TASK INSTRUCTIONS:
Below are the records; pull every line that includes "color".

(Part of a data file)
---*---
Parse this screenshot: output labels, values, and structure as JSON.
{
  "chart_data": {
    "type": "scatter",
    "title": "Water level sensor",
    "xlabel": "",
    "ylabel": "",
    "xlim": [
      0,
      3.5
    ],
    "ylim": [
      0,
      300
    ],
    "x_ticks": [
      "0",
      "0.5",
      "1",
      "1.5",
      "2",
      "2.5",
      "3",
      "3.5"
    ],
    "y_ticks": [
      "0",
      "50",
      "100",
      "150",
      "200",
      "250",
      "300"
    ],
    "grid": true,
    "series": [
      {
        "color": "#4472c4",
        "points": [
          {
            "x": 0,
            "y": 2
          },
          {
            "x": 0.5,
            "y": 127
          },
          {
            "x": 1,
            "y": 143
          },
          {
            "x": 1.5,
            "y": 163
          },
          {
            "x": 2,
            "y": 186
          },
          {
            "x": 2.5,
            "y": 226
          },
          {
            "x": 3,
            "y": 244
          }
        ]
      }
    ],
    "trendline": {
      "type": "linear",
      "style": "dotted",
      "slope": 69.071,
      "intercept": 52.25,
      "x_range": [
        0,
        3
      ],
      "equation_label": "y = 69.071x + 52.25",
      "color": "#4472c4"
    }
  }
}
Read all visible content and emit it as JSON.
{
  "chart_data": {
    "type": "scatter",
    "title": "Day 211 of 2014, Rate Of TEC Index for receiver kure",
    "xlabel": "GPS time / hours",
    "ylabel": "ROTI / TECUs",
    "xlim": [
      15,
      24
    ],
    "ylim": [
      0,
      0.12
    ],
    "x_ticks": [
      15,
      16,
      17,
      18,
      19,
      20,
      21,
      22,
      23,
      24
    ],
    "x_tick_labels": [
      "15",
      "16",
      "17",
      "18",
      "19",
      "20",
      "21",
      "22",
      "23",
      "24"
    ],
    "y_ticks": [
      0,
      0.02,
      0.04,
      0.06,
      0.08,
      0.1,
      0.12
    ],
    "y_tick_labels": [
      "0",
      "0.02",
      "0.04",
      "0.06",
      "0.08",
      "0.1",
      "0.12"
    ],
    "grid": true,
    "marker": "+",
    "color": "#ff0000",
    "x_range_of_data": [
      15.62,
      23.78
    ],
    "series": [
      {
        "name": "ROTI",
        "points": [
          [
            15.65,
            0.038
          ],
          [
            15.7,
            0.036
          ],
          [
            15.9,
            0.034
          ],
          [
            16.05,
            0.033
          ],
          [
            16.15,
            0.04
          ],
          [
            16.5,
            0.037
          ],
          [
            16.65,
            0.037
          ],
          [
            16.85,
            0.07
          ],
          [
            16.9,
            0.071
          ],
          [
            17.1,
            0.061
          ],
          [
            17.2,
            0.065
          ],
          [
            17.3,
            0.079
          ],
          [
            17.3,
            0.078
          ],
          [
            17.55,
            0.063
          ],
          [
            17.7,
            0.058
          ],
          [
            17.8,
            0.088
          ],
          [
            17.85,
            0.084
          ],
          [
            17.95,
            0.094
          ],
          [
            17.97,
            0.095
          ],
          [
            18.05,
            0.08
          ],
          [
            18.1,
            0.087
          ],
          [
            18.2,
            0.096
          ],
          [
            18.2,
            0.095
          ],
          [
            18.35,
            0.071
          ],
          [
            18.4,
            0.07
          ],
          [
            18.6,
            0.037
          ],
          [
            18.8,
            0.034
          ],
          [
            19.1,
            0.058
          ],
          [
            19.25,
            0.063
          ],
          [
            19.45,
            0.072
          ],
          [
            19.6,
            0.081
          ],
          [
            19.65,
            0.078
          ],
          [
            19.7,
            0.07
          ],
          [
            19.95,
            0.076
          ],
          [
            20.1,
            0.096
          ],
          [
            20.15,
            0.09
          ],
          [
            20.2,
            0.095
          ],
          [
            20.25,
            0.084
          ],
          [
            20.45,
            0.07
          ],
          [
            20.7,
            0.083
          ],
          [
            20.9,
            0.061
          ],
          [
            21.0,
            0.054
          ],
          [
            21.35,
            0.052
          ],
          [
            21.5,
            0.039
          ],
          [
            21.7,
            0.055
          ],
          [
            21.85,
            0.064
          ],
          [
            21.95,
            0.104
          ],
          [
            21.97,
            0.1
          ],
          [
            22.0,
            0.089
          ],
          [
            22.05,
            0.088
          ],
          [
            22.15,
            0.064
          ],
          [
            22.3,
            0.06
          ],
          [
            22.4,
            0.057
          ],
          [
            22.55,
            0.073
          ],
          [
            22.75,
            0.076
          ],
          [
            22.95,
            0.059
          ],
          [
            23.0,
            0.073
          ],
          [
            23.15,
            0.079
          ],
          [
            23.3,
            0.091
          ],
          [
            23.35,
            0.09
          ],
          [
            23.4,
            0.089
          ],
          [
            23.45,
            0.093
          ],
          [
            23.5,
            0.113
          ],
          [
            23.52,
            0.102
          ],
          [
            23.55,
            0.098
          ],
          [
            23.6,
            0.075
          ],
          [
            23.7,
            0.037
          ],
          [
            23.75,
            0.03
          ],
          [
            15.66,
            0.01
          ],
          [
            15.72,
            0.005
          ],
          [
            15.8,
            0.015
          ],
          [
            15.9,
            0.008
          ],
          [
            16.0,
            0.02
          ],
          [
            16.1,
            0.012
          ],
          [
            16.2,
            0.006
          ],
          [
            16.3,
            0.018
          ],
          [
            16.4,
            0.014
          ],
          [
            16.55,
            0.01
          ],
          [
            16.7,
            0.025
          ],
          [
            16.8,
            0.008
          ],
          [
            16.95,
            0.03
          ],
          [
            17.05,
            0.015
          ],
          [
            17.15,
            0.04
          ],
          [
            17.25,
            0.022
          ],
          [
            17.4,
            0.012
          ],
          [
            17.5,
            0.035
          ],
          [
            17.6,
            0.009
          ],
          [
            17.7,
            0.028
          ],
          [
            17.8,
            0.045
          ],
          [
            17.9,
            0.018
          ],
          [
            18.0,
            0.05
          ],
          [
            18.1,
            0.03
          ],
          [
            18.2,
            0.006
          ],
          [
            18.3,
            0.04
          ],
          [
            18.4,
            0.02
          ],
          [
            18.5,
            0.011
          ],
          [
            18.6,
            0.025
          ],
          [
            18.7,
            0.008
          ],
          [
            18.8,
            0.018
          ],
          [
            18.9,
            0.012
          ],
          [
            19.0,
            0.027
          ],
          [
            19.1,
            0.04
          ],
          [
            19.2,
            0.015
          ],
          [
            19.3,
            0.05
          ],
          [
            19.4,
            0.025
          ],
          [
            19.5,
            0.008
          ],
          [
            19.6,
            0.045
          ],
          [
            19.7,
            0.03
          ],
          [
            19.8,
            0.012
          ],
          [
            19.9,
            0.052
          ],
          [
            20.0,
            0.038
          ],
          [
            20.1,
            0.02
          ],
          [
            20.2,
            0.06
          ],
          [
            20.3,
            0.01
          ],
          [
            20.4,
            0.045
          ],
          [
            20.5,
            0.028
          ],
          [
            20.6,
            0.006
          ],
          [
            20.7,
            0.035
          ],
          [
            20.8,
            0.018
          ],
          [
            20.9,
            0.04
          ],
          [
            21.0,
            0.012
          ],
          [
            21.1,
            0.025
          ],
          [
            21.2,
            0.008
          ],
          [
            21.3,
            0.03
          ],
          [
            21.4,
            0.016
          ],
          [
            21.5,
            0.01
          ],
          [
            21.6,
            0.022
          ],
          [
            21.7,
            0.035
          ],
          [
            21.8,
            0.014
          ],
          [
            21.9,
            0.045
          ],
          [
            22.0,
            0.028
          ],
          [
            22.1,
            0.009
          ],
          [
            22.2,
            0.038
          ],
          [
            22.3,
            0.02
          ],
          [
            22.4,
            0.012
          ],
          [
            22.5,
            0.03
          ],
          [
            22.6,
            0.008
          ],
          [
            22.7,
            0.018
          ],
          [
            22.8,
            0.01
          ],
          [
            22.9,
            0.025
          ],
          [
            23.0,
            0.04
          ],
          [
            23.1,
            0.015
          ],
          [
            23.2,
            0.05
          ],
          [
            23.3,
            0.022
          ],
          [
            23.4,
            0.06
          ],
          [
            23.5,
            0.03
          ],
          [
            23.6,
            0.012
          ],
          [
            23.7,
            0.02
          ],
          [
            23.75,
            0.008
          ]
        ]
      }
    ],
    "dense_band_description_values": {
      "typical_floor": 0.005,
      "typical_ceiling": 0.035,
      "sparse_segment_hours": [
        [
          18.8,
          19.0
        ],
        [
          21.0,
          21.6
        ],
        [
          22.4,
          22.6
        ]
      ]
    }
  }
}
---*---
RESULT OF THE EXERCISE:
        "color": "#4472c4",
      "color": "#4472c4"
    "color": "#ff0000",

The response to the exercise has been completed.